WHAT IS EXPECTED — Please copy the rows below word for word, keeping every line as it stands, but leave out the pictures.

* * * * * * * * *

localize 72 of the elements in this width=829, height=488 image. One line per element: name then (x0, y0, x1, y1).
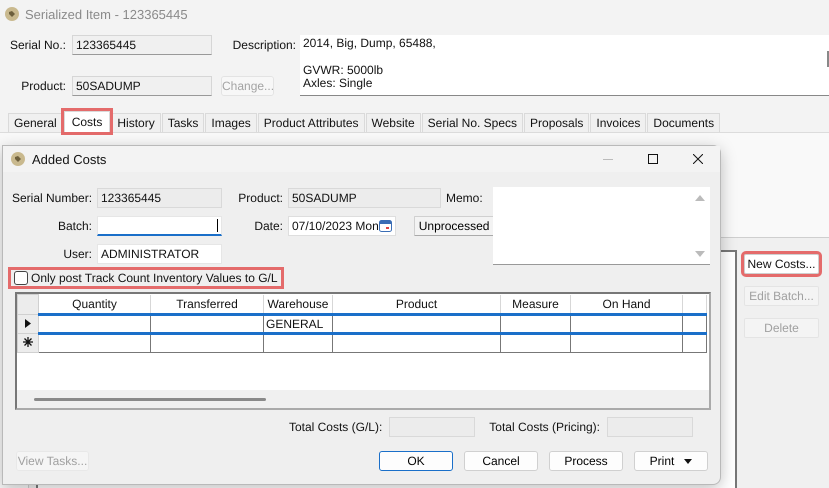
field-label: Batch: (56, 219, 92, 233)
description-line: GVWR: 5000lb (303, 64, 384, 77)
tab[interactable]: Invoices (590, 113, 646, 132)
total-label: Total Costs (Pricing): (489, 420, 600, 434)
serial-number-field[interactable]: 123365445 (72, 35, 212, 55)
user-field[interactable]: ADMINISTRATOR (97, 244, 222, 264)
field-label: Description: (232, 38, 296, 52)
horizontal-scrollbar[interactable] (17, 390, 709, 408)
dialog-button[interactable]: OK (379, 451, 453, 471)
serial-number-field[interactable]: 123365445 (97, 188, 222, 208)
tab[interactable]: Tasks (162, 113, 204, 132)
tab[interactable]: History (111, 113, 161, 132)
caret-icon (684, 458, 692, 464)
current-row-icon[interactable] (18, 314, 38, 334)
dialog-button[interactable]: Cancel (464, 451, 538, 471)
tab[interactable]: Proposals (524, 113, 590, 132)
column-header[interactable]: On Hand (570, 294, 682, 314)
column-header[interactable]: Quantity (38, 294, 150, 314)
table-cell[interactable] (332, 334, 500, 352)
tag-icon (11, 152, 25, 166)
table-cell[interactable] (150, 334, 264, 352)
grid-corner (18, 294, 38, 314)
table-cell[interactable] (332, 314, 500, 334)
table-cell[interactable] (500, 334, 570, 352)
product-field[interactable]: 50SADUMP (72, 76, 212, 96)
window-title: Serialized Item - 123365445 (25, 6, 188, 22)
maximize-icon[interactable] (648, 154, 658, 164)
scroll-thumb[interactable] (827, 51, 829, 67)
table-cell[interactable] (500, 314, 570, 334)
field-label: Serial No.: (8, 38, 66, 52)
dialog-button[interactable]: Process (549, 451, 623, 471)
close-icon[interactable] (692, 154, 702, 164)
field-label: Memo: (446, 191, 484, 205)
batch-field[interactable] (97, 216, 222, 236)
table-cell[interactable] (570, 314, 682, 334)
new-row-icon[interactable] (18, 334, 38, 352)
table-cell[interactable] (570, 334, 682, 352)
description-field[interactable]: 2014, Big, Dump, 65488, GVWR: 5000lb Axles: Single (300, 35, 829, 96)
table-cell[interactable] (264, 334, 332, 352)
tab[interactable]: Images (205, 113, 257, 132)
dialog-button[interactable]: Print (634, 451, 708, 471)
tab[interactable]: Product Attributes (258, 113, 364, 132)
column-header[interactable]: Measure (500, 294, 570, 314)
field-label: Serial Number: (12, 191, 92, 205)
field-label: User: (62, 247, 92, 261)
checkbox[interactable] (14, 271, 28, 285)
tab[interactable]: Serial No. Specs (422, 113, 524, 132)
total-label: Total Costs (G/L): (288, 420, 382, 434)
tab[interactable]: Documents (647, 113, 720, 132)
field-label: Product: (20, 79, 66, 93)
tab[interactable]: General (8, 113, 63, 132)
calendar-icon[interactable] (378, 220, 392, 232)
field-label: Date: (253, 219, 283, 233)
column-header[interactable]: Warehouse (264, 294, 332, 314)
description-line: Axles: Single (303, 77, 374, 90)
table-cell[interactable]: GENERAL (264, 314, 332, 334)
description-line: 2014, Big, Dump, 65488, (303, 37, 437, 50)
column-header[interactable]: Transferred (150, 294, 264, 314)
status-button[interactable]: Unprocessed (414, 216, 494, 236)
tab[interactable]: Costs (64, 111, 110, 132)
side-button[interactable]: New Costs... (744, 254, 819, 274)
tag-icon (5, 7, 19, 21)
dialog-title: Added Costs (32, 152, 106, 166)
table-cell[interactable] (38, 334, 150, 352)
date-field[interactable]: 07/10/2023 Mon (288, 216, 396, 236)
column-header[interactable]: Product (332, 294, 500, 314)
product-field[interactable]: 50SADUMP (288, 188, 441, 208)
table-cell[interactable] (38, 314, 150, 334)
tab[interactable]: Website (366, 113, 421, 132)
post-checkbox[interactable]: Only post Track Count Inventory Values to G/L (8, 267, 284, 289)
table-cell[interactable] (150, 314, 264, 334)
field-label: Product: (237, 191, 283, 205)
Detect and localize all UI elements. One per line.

* * * * * * * * *

ANSWER TO THIS TASK —
localize 72 of the elements in this width=829, height=488 image. One line per element: name then (x0, y0, x1, y1).
field-label: Batch: (56, 219, 92, 233)
description-line: GVWR: 5000lb (303, 64, 384, 77)
tab[interactable]: Invoices (590, 113, 646, 132)
total-label: Total Costs (Pricing): (489, 420, 600, 434)
serial-number-field[interactable]: 123365445 (72, 35, 212, 55)
user-field[interactable]: ADMINISTRATOR (97, 244, 222, 264)
field-label: Description: (232, 38, 296, 52)
horizontal-scrollbar[interactable] (17, 390, 709, 408)
dialog-button[interactable]: OK (379, 451, 453, 471)
serial-number-field[interactable]: 123365445 (97, 188, 222, 208)
tab[interactable]: Tasks (162, 113, 204, 132)
tab[interactable]: History (111, 113, 161, 132)
caret-icon (684, 458, 692, 464)
current-row-icon[interactable] (18, 314, 38, 334)
dialog-button[interactable]: Cancel (464, 451, 538, 471)
tab[interactable]: Proposals (524, 113, 590, 132)
column-header[interactable]: On Hand (570, 294, 682, 314)
column-header[interactable]: Quantity (38, 294, 150, 314)
table-cell[interactable] (332, 334, 500, 352)
tag-icon (11, 152, 25, 166)
table-cell[interactable] (150, 334, 264, 352)
grid-corner (18, 294, 38, 314)
table-cell[interactable] (332, 314, 500, 334)
table-cell[interactable] (500, 334, 570, 352)
product-field[interactable]: 50SADUMP (72, 76, 212, 96)
window-title: Serialized Item - 123365445 (25, 6, 188, 22)
maximize-icon[interactable] (648, 154, 658, 164)
scroll-thumb[interactable] (827, 51, 829, 67)
table-cell[interactable] (500, 314, 570, 334)
field-label: Serial No.: (8, 38, 66, 52)
dialog-button[interactable]: Process (549, 451, 623, 471)
close-icon[interactable] (692, 154, 702, 164)
field-label: Memo: (446, 191, 484, 205)
batch-field[interactable] (97, 216, 222, 236)
table-cell[interactable] (570, 314, 682, 334)
new-row-icon[interactable] (18, 334, 38, 352)
table-cell[interactable] (570, 334, 682, 352)
description-field[interactable]: 2014, Big, Dump, 65488, GVWR: 5000lb Axles: Single (300, 35, 829, 96)
table-cell[interactable] (264, 334, 332, 352)
tab[interactable]: Images (205, 113, 257, 132)
dialog-button[interactable]: Print (634, 451, 708, 471)
tab[interactable]: Product Attributes (258, 113, 364, 132)
column-header[interactable]: Measure (500, 294, 570, 314)
field-label: Serial Number: (12, 191, 92, 205)
field-label: User: (62, 247, 92, 261)
checkbox[interactable] (14, 271, 28, 285)
tab[interactable]: Serial No. Specs (422, 113, 524, 132)
total-label: Total Costs (G/L): (288, 420, 382, 434)
tab[interactable]: Documents (647, 113, 720, 132)
field-label: Product: (20, 79, 66, 93)
tab[interactable]: General (8, 113, 63, 132)
calendar-icon[interactable] (378, 220, 392, 232)
field-label: Date: (253, 219, 283, 233)
column-header[interactable]: Warehouse (264, 294, 332, 314)
description-line: Axles: Single (303, 77, 374, 90)
table-cell[interactable]: GENERAL (264, 314, 332, 334)
description-line: 2014, Big, Dump, 65488, (303, 37, 437, 50)
column-header[interactable]: Transferred (150, 294, 264, 314)
status-button[interactable]: Unprocessed (414, 216, 494, 236)
tab[interactable]: Costs (64, 111, 110, 132)
side-button[interactable]: New Costs... (744, 254, 819, 274)
tag-icon (5, 7, 19, 21)
dialog-title: Added Costs (32, 152, 106, 166)
table-cell[interactable] (38, 334, 150, 352)
date-field[interactable]: 07/10/2023 Mon (288, 216, 396, 236)
column-header[interactable]: Product (332, 294, 500, 314)
product-field[interactable]: 50SADUMP (288, 188, 441, 208)
table-cell[interactable] (38, 314, 150, 334)
tab[interactable]: Website (366, 113, 421, 132)
post-checkbox[interactable]: Only post Track Count Inventory Values to G/L (8, 267, 284, 289)
table-cell[interactable] (150, 314, 264, 334)
field-label: Product: (237, 191, 283, 205)
Detect and localize all UI elements. One per line.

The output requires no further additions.